Task set
• a. In the essay on NoSQL databases, which two problems with relational databases led to the creation of NoSQL databases?
• b. List the four types of NoSQL databases named in the essay on NoSQL databases.

Text excerpt
-------
Applications of Using NoSQL Databases

2861 words (11 pages) Essay in Information Technology

23/09/19 Information Technology Reference this

Disclaimer: This work has been submitted by a student. This is not an example of the work produced by our Essay Writing Service. You can view samples of our professional work here.

Any opinions, findings, conclusions or recommendations expressed in this material are those of the authors and do not necessarily reflect the views of UK Essays.

CA1 for advanced databases

Research Report

Individual Assignment CA 1

Introduction:

In this report I will outline the motivation behind using NoSQL databases and the main characteristic of key value-store databases, column-oriented databases and document store databases. I will give an example of each of the three different types of NoSQL databases and describe how they work along with their key features.

I will conclude the report with a detailed analysis and comparison of NoSQL databases and relational databases including and evaluation of the strengths and weaknesses of each. I will also outline the future prospects for both types of databases.

What is NoSQL database

NoSQL databases came around because of the challenge relational databases were facing with scalability and performance. Companies such as Google, Amazon and Facebook came up with the creating of NoSQL databases such as BigTable, DynamoDB and Cassandra to fix their problem of scalability issues after recognising it.

NoSQL databases can be broken down into four types, there is key- value store databases, column-orientated databases, document store database and last graph-based databases. These DBMS’s or database management systems are more focused on the performance, reliability and consistency of the database. Index structures that were already in place were reused and improved with purpose of making their read and write functions better. A big difference between the4 classic relational database and NoSQL databases is the fact the NoSQL databases are made of unstructured storage. This means that NoSQL databases do not have a fixed table structure like the ones found in relational databases.
-------
Data provided
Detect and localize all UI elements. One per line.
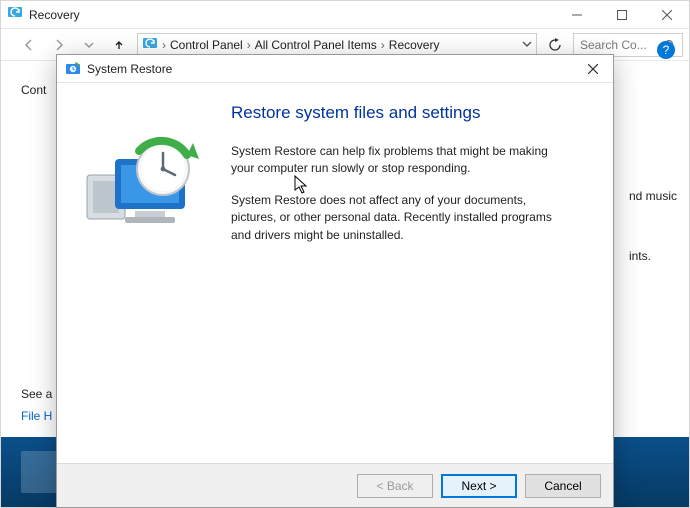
-------
Exercise answers
• a. Scalability and performance.

• b. Key-value store databases, column-orientated databases, document store databases, and graph-based databases.